* TASK INSTRUCTIONS
Reproduce every entry exactly as shown.

Stored items
— BEGIN —

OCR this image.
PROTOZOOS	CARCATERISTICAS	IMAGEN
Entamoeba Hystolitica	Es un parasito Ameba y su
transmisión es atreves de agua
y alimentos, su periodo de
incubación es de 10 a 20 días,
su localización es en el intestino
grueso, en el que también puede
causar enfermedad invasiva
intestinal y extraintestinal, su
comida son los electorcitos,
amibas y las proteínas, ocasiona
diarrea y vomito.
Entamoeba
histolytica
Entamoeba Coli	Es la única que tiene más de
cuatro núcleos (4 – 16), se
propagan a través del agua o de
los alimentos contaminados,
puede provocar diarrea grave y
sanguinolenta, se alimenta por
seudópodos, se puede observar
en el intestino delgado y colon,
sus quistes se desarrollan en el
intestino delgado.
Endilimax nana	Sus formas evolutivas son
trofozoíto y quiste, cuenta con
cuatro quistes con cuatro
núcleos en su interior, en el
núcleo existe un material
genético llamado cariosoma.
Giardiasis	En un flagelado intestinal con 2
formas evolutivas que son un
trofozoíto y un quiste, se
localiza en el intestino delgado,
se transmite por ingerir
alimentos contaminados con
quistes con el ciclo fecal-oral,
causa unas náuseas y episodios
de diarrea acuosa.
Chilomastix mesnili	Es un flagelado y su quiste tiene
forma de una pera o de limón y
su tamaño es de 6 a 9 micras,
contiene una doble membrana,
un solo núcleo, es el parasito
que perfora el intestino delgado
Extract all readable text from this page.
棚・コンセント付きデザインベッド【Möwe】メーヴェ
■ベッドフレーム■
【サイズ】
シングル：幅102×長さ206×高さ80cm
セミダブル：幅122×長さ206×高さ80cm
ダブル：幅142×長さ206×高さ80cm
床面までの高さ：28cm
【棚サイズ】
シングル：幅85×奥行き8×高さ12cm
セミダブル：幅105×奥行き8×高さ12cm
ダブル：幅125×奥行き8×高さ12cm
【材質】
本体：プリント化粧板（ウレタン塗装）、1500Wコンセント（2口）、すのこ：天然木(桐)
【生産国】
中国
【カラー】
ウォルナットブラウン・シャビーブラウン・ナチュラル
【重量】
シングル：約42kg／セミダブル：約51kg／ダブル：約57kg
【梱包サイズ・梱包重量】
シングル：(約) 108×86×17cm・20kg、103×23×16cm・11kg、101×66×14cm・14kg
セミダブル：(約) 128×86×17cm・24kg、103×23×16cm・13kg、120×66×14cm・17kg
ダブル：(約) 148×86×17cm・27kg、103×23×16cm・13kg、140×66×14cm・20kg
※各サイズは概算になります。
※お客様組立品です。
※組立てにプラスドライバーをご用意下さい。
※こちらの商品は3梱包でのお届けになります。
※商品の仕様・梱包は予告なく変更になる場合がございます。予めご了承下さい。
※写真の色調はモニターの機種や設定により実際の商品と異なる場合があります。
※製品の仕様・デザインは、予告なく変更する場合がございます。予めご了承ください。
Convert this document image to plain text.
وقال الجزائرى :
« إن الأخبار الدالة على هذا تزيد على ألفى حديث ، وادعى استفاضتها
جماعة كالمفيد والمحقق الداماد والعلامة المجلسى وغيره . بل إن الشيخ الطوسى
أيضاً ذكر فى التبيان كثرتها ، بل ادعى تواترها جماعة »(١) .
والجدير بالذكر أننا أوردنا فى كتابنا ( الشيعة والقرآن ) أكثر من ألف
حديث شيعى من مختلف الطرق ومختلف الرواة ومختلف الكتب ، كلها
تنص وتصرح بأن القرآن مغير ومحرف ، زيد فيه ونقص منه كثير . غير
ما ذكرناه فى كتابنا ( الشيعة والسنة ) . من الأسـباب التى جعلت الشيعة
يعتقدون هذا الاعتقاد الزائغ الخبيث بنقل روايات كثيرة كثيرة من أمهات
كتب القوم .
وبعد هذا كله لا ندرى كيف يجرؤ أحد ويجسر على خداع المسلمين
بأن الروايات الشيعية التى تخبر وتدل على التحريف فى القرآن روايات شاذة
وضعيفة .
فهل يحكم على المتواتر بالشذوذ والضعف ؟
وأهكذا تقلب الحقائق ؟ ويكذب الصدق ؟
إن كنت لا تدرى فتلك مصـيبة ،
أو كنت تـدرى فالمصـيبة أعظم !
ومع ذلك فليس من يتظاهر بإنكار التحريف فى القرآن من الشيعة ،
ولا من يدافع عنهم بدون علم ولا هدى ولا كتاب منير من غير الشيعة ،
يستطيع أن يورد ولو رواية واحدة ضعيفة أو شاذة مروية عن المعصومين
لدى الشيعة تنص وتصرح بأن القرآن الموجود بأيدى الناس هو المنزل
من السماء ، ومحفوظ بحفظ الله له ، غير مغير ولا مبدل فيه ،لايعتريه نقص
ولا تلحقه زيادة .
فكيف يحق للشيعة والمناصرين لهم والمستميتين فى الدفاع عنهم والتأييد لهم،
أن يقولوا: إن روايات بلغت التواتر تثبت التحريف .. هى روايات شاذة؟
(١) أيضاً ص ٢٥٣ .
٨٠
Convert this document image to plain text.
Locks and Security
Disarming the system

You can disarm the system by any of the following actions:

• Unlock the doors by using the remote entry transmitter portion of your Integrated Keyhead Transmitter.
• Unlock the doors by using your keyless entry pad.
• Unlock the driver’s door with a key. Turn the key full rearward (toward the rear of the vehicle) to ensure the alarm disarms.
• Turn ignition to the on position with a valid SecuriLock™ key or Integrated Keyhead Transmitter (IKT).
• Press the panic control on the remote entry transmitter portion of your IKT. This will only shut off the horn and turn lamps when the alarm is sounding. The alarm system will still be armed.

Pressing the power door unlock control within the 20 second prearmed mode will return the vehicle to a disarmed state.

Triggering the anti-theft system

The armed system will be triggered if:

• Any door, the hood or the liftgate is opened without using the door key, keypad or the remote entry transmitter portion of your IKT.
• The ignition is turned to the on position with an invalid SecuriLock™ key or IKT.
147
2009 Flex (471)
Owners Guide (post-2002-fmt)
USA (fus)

— END —

* SOLUTION
OCR this image.
PROTOZOOS	CARCATERISTICAS	IMAGEN
Entamoeba Hystolitica	Es un parasito Ameba y su
transmisión es atreves de agua
y alimentos, su periodo de
incubación es de 10 a 20 días,
su localización es en el intestino
grueso, en el que también puede
causar enfermedad invasiva
intestinal y extraintestinal, su
comida son los electorcitos,
amibas y las proteínas, ocasiona
diarrea y vomito.
Entamoeba
histolytica
Entamoeba Coli	Es la única que tiene más de
cuatro núcleos (4 – 16), se
propagan a través del agua o de
los alimentos contaminados,
puede provocar diarrea grave y
sanguinolenta, se alimenta por
seudópodos, se puede observar
en el intestino delgado y colon,
sus quistes se desarrollan en el
intestino delgado.
Endilimax nana	Sus formas evolutivas son
trofozoíto y quiste, cuenta con
cuatro quistes con cuatro
núcleos en su interior, en el
núcleo existe un material
genético llamado cariosoma.
Giardiasis	En un flagelado intestinal con 2
formas evolutivas que son un
trofozoíto y un quiste, se
localiza en el intestino delgado,
se transmite por ingerir
alimentos contaminados con
quistes con el ciclo fecal-oral,
causa unas náuseas y episodios
de diarrea acuosa.
Chilomastix mesnili	Es un flagelado y su quiste tiene
forma de una pera o de limón y
su tamaño es de 6 a 9 micras,
contiene una doble membrana,
un solo núcleo, es el parasito
que perfora el intestino delgado
Extract all readable text from this page.
棚・コンセント付きデザインベッド【Möwe】メーヴェ
■ベッドフレーム■
【サイズ】
シングル：幅102×長さ206×高さ80cm
セミダブル：幅122×長さ206×高さ80cm
ダブル：幅142×長さ206×高さ80cm
床面までの高さ：28cm
【棚サイズ】
シングル：幅85×奥行き8×高さ12cm
セミダブル：幅105×奥行き8×高さ12cm
ダブル：幅125×奥行き8×高さ12cm
【材質】
本体：プリント化粧板（ウレタン塗装）、1500Wコンセント（2口）、すのこ：天然木(桐)
【生産国】
中国
【カラー】
ウォルナットブラウン・シャビーブラウン・ナチュラル
【重量】
シングル：約42kg／セミダブル：約51kg／ダブル：約57kg
【梱包サイズ・梱包重量】
シングル：(約) 108×86×17cm・20kg、103×23×16cm・11kg、101×66×14cm・14kg
セミダブル：(約) 128×86×17cm・24kg、103×23×16cm・13kg、120×66×14cm・17kg
ダブル：(約) 148×86×17cm・27kg、103×23×16cm・13kg、140×66×14cm・20kg
※各サイズは概算になります。
※お客様組立品です。
※組立てにプラスドライバーをご用意下さい。
※こちらの商品は3梱包でのお届けになります。
※商品の仕様・梱包は予告なく変更になる場合がございます。予めご了承下さい。
※写真の色調はモニターの機種や設定により実際の商品と異なる場合があります。
※製品の仕様・デザインは、予告なく変更する場合がございます。予めご了承ください。
Convert this document image to plain text.
وقال الجزائرى :
« إن الأخبار الدالة على هذا تزيد على ألفى حديث ، وادعى استفاضتها
جماعة كالمفيد والمحقق الداماد والعلامة المجلسى وغيره . بل إن الشيخ الطوسى
أيضاً ذكر فى التبيان كثرتها ، بل ادعى تواترها جماعة »(١) .
والجدير بالذكر أننا أوردنا فى كتابنا ( الشيعة والقرآن ) أكثر من ألف
حديث شيعى من مختلف الطرق ومختلف الرواة ومختلف الكتب ، كلها
تنص وتصرح بأن القرآن مغير ومحرف ، زيد فيه ونقص منه كثير . غير
ما ذكرناه فى كتابنا ( الشيعة والسنة ) . من الأسـباب التى جعلت الشيعة
يعتقدون هذا الاعتقاد الزائغ الخبيث بنقل روايات كثيرة كثيرة من أمهات
كتب القوم .
وبعد هذا كله لا ندرى كيف يجرؤ أحد ويجسر على خداع المسلمين
بأن الروايات الشيعية التى تخبر وتدل على التحريف فى القرآن روايات شاذة
وضعيفة .
فهل يحكم على المتواتر بالشذوذ والضعف ؟
وأهكذا تقلب الحقائق ؟ ويكذب الصدق ؟
إن كنت لا تدرى فتلك مصـيبة ،
أو كنت تـدرى فالمصـيبة أعظم !
ومع ذلك فليس من يتظاهر بإنكار التحريف فى القرآن من الشيعة ،
ولا من يدافع عنهم بدون علم ولا هدى ولا كتاب منير من غير الشيعة ،
يستطيع أن يورد ولو رواية واحدة ضعيفة أو شاذة مروية عن المعصومين
لدى الشيعة تنص وتصرح بأن القرآن الموجود بأيدى الناس هو المنزل
من السماء ، ومحفوظ بحفظ الله له ، غير مغير ولا مبدل فيه ،لايعتريه نقص
ولا تلحقه زيادة .
فكيف يحق للشيعة والمناصرين لهم والمستميتين فى الدفاع عنهم والتأييد لهم،
أن يقولوا: إن روايات بلغت التواتر تثبت التحريف .. هى روايات شاذة؟
(١) أيضاً ص ٢٥٣ .
٨٠
Convert this document image to plain text.
Locks and Security
Disarming the system

You can disarm the system by any of the following actions:

• Unlock the doors by using the remote entry transmitter portion of your Integrated Keyhead Transmitter.
• Unlock the doors by using your keyless entry pad.
• Unlock the driver’s door with a key. Turn the key full rearward (toward the rear of the vehicle) to ensure the alarm disarms.
• Turn ignition to the on position with a valid SecuriLock™ key or Integrated Keyhead Transmitter (IKT).
• Press the panic control on the remote entry transmitter portion of your IKT. This will only shut off the horn and turn lamps when the alarm is sounding. The alarm system will still be armed.

Pressing the power door unlock control within the 20 second prearmed mode will return the vehicle to a disarmed state.

Triggering the anti-theft system

The armed system will be triggered if:

• Any door, the hood or the liftgate is opened without using the door key, keypad or the remote entry transmitter portion of your IKT.
• The ignition is turned to the on position with an invalid SecuriLock™ key or IKT.
147
2009 Flex (471)
Owners Guide (post-2002-fmt)
USA (fus)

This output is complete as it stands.